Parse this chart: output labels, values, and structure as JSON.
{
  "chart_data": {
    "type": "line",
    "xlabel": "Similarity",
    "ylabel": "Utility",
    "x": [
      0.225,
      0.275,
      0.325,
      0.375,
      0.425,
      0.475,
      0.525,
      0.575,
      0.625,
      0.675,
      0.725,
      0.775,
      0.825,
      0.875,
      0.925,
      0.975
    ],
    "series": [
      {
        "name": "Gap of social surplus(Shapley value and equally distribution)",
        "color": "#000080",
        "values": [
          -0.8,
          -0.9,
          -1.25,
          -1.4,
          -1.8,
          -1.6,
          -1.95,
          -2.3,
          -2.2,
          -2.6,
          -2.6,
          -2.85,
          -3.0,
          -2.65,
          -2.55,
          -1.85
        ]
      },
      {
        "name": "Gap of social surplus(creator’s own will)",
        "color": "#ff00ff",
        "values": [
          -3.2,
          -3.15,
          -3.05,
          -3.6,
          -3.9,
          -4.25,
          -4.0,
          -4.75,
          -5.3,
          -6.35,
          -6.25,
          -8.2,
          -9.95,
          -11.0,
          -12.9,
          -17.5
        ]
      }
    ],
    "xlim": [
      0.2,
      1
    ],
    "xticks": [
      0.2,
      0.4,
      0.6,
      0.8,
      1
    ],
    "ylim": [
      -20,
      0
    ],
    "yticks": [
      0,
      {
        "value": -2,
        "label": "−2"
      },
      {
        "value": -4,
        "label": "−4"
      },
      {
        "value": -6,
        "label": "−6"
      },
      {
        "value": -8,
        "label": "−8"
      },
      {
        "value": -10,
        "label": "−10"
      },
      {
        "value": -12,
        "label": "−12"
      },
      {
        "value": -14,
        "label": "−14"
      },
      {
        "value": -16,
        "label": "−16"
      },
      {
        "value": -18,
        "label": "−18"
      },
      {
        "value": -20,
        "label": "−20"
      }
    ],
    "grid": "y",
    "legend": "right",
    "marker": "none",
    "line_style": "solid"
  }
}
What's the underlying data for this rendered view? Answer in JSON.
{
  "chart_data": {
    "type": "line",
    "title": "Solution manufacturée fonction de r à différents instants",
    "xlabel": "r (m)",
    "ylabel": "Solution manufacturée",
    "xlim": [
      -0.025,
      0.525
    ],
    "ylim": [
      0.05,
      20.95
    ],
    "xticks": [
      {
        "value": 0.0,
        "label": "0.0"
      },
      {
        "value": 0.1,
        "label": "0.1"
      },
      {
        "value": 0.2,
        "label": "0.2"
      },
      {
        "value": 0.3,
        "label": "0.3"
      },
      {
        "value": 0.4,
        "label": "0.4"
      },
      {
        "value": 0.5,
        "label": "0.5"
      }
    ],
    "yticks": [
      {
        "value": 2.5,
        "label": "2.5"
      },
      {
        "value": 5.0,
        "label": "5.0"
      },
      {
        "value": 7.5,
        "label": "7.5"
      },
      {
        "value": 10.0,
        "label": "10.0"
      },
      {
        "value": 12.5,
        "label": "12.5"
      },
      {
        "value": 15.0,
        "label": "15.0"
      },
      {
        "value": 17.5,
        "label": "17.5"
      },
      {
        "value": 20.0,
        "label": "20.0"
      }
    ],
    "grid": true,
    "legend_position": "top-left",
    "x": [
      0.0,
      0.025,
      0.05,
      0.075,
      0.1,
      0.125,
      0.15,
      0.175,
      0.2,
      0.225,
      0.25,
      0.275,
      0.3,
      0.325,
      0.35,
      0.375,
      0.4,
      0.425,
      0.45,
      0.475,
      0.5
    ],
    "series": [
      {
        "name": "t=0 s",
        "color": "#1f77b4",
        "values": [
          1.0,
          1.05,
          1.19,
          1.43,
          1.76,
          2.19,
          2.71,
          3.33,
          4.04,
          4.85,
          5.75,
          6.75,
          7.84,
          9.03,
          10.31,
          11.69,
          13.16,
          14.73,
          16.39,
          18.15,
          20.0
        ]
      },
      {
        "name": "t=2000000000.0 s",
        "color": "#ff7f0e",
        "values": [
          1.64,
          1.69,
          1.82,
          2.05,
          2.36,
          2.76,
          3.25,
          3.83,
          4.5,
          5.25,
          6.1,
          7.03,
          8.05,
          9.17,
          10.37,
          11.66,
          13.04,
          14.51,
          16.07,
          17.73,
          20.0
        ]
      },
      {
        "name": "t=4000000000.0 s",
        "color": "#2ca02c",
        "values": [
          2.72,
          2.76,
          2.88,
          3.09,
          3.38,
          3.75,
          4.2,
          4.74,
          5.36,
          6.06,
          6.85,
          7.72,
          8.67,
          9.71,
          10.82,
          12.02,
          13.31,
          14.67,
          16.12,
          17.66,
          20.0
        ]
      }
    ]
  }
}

-*-*-

- [What needs to be done] Copy all the lines, exactly.

- [The solution]
Parse this chart: output labels, values, and structure as JSON.
{
  "chart_data": {
    "type": "line",
    "xlabel": "Similarity",
    "ylabel": "Utility",
    "x": [
      0.225,
      0.275,
      0.325,
      0.375,
      0.425,
      0.475,
      0.525,
      0.575,
      0.625,
      0.675,
      0.725,
      0.775,
      0.825,
      0.875,
      0.925,
      0.975
    ],
    "series": [
      {
        "name": "Gap of social surplus(Shapley value and equally distribution)",
        "color": "#000080",
        "values": [
          -0.8,
          -0.9,
          -1.25,
          -1.4,
          -1.8,
          -1.6,
          -1.95,
          -2.3,
          -2.2,
          -2.6,
          -2.6,
          -2.85,
          -3.0,
          -2.65,
          -2.55,
          -1.85
        ]
      },
      {
        "name": "Gap of social surplus(creator’s own will)",
        "color": "#ff00ff",
        "values": [
          -3.2,
          -3.15,
          -3.05,
          -3.6,
          -3.9,
          -4.25,
          -4.0,
          -4.75,
          -5.3,
          -6.35,
          -6.25,
          -8.2,
          -9.95,
          -11.0,
          -12.9,
          -17.5
        ]
      }
    ],
    "xlim": [
      0.2,
      1
    ],
    "xticks": [
      0.2,
      0.4,
      0.6,
      0.8,
      1
    ],
    "ylim": [
      -20,
      0
    ],
    "yticks": [
      0,
      {
        "value": -2,
        "label": "−2"
      },
      {
        "value": -4,
        "label": "−4"
      },
      {
        "value": -6,
        "label": "−6"
      },
      {
        "value": -8,
        "label": "−8"
      },
      {
        "value": -10,
        "label": "−10"
      },
      {
        "value": -12,
        "label": "−12"
      },
      {
        "value": -14,
        "label": "−14"
      },
      {
        "value": -16,
        "label": "−16"
      },
      {
        "value": -18,
        "label": "−18"
      },
      {
        "value": -20,
        "label": "−20"
      }
    ],
    "grid": "y",
    "legend": "right",
    "marker": "none",
    "line_style": "solid"
  }
}
What's the underlying data for this rendered view? Answer in JSON.
{
  "chart_data": {
    "type": "line",
    "title": "Solution manufacturée fonction de r à différents instants",
    "xlabel": "r (m)",
    "ylabel": "Solution manufacturée",
    "xlim": [
      -0.025,
      0.525
    ],
    "ylim": [
      0.05,
      20.95
    ],
    "xticks": [
      {
        "value": 0.0,
        "label": "0.0"
      },
      {
        "value": 0.1,
        "label": "0.1"
      },
      {
        "value": 0.2,
        "label": "0.2"
      },
      {
        "value": 0.3,
        "label": "0.3"
      },
      {
        "value": 0.4,
        "label": "0.4"
      },
      {
        "value": 0.5,
        "label": "0.5"
      }
    ],
    "yticks": [
      {
        "value": 2.5,
        "label": "2.5"
      },
      {
        "value": 5.0,
        "label": "5.0"
      },
      {
        "value": 7.5,
        "label": "7.5"
      },
      {
        "value": 10.0,
        "label": "10.0"
      },
      {
        "value": 12.5,
        "label": "12.5"
      },
      {
        "value": 15.0,
        "label": "15.0"
      },
      {
        "value": 17.5,
        "label": "17.5"
      },
      {
        "value": 20.0,
        "label": "20.0"
      }
    ],
    "grid": true,
    "legend_position": "top-left",
    "x": [
      0.0,
      0.025,
      0.05,
      0.075,
      0.1,
      0.125,
      0.15,
      0.175,
      0.2,
      0.225,
      0.25,
      0.275,
      0.3,
      0.325,
      0.35,
      0.375,
      0.4,
      0.425,
      0.45,
      0.475,
      0.5
    ],
    "series": [
      {
        "name": "t=0 s",
        "color": "#1f77b4",
        "values": [
          1.0,
          1.05,
          1.19,
          1.43,
          1.76,
          2.19,
          2.71,
          3.33,
          4.04,
          4.85,
          5.75,
          6.75,
          7.84,
          9.03,
          10.31,
          11.69,
          13.16,
          14.73,
          16.39,
          18.15,
          20.0
        ]
      },
      {
        "name": "t=2000000000.0 s",
        "color": "#ff7f0e",
        "values": [
          1.64,
          1.69,
          1.82,
          2.05,
          2.36,
          2.76,
          3.25,
          3.83,
          4.5,
          5.25,
          6.1,
          7.03,
          8.05,
          9.17,
          10.37,
          11.66,
          13.04,
          14.51,
          16.07,
          17.73,
          20.0
        ]
      },
      {
        "name": "t=4000000000.0 s",
        "color": "#2ca02c",
        "values": [
          2.72,
          2.76,
          2.88,
          3.09,
          3.38,
          3.75,
          4.2,
          4.74,
          5.36,
          6.06,
          6.85,
          7.72,
          8.67,
          9.71,
          10.82,
          12.02,
          13.31,
          14.67,
          16.12,
          17.66,
          20.0
        ]
      }
    ]
  }
}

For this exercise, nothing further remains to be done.